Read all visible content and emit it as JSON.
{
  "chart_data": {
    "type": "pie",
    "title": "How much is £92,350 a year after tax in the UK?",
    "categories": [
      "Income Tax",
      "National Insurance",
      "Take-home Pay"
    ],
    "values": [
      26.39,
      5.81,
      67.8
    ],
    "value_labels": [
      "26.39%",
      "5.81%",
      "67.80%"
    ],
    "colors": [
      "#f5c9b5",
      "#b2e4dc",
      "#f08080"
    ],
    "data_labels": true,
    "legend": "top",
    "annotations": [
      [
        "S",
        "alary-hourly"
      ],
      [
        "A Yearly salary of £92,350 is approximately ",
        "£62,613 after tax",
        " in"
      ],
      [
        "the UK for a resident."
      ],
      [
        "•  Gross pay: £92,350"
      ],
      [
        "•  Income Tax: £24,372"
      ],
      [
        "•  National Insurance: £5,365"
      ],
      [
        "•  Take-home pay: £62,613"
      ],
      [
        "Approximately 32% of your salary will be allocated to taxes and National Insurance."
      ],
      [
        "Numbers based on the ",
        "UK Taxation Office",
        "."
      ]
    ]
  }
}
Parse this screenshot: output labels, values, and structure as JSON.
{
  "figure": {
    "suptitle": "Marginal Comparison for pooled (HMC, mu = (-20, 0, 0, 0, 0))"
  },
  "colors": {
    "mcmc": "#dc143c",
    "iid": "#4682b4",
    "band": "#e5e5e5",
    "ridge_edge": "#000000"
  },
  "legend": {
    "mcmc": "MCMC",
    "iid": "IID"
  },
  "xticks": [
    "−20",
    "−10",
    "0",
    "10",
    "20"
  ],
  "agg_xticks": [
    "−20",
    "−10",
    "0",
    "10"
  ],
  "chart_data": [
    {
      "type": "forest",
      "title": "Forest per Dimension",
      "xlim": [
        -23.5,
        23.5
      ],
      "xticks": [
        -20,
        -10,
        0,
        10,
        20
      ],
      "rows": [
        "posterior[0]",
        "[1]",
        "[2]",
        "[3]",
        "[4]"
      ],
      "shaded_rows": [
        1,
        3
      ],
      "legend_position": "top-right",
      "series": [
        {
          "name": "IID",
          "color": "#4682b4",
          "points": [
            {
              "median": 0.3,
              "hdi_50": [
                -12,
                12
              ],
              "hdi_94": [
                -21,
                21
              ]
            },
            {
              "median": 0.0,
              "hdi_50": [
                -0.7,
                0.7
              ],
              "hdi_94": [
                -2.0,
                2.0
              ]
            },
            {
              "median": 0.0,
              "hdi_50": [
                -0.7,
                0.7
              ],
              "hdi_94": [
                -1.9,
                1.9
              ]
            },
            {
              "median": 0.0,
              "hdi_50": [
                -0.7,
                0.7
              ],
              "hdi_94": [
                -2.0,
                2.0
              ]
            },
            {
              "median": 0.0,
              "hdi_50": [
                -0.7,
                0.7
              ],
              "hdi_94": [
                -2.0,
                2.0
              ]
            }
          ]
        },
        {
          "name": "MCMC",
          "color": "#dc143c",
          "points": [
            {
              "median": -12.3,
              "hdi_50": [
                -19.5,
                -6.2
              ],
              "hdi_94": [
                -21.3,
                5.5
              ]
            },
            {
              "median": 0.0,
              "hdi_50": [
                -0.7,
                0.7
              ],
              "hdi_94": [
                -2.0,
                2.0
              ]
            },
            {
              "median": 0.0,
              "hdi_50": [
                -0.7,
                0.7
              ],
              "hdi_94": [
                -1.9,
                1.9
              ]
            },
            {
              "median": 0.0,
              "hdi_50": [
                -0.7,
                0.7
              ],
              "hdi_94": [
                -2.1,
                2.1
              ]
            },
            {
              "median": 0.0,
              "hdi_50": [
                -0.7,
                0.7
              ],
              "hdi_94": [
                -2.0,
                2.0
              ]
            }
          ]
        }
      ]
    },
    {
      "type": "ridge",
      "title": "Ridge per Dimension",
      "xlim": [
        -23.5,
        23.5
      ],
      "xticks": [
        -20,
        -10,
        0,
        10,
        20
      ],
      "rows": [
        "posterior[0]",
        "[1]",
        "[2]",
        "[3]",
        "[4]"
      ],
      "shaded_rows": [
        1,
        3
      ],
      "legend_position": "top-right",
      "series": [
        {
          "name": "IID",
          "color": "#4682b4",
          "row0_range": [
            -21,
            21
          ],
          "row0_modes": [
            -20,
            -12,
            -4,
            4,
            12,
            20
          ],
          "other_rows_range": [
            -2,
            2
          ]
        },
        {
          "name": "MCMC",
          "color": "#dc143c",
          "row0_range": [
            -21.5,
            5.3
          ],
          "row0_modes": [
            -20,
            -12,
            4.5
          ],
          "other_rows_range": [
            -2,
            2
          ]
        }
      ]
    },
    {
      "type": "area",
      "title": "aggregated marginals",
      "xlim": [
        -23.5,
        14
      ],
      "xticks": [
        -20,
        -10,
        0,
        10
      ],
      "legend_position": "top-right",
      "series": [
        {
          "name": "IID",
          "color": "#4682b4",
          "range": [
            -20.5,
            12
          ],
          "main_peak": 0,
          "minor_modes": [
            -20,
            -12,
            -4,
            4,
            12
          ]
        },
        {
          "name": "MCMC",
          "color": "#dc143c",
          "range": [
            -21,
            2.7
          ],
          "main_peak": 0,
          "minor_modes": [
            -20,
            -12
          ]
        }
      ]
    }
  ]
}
■ ■ ■ ■
__Required work__. How many of the lines above include the word "Insurance"? Respond with the number alone.

__Solution__. 3